**Records for this exercise**
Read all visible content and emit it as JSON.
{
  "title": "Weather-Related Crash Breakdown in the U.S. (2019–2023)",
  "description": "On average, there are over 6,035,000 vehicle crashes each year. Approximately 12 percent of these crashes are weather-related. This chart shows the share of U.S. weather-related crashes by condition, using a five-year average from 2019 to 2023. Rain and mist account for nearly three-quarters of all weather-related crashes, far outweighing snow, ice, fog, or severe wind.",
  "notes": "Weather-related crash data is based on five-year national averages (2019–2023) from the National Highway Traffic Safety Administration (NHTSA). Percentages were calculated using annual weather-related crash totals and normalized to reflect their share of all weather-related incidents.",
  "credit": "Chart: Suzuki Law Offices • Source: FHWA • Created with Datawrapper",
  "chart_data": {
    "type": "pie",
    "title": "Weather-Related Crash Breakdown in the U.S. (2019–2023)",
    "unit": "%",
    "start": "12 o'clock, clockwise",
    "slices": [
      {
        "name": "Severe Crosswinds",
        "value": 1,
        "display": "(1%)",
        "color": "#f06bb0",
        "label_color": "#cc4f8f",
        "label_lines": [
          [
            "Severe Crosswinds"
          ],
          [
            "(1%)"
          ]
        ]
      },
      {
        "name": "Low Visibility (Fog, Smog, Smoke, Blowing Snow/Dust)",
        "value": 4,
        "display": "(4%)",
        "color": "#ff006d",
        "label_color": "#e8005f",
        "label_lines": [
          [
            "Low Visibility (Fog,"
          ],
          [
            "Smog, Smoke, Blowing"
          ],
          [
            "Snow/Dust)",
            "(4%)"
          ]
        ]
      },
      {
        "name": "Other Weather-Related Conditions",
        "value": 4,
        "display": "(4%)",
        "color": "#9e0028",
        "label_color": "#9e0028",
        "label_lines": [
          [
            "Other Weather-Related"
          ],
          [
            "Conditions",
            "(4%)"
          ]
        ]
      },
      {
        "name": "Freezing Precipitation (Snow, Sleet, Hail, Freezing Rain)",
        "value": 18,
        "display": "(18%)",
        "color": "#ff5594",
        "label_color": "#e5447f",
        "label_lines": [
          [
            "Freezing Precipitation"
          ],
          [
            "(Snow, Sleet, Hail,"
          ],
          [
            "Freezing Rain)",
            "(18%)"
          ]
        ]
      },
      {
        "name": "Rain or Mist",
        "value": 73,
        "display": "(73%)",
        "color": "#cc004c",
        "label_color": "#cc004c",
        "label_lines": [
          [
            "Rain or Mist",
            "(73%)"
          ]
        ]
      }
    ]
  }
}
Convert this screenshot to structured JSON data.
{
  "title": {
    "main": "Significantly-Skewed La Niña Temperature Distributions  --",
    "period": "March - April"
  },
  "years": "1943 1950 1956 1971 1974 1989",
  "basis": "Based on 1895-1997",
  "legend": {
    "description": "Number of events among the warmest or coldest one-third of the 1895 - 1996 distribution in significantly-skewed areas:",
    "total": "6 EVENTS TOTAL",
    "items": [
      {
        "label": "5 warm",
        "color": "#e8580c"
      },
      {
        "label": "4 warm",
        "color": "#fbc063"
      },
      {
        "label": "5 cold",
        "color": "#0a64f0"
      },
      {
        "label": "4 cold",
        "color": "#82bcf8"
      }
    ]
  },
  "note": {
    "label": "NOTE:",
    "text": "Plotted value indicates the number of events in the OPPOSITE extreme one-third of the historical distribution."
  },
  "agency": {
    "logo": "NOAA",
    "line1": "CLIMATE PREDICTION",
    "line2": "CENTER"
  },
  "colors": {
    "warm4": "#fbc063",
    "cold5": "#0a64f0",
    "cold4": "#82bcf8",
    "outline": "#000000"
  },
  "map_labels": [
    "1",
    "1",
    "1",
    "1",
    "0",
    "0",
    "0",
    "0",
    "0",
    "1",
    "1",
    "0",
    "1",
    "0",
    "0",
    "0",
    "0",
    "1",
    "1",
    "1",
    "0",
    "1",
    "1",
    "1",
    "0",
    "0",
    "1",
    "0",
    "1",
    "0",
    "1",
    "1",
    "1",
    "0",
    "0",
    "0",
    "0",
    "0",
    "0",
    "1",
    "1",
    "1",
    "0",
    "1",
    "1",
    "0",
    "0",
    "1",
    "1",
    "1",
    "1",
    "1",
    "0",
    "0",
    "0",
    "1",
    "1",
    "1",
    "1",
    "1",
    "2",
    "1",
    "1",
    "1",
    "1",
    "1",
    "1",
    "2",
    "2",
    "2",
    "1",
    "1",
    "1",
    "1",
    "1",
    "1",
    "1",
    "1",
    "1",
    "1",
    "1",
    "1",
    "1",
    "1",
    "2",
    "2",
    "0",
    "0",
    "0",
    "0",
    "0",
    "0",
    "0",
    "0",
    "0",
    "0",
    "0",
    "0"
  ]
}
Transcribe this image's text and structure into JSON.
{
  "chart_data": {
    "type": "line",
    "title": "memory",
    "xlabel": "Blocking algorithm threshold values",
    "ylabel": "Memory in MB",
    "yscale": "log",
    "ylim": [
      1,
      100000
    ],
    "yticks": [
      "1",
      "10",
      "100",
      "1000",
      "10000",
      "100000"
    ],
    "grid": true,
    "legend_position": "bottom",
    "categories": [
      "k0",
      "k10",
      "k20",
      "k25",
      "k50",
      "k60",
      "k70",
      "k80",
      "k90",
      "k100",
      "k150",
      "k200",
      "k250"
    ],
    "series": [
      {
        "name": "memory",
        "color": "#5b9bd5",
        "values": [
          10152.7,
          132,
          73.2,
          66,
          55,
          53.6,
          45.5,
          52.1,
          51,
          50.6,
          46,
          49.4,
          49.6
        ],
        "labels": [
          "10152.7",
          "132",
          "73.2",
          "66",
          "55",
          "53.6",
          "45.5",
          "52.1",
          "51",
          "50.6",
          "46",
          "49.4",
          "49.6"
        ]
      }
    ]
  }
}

**Stated task**
Collect the lines of the data that carry the word "Other".

**Worked answer**
        "name": "Other Weather-Related Conditions",
            "Other Weather-Related"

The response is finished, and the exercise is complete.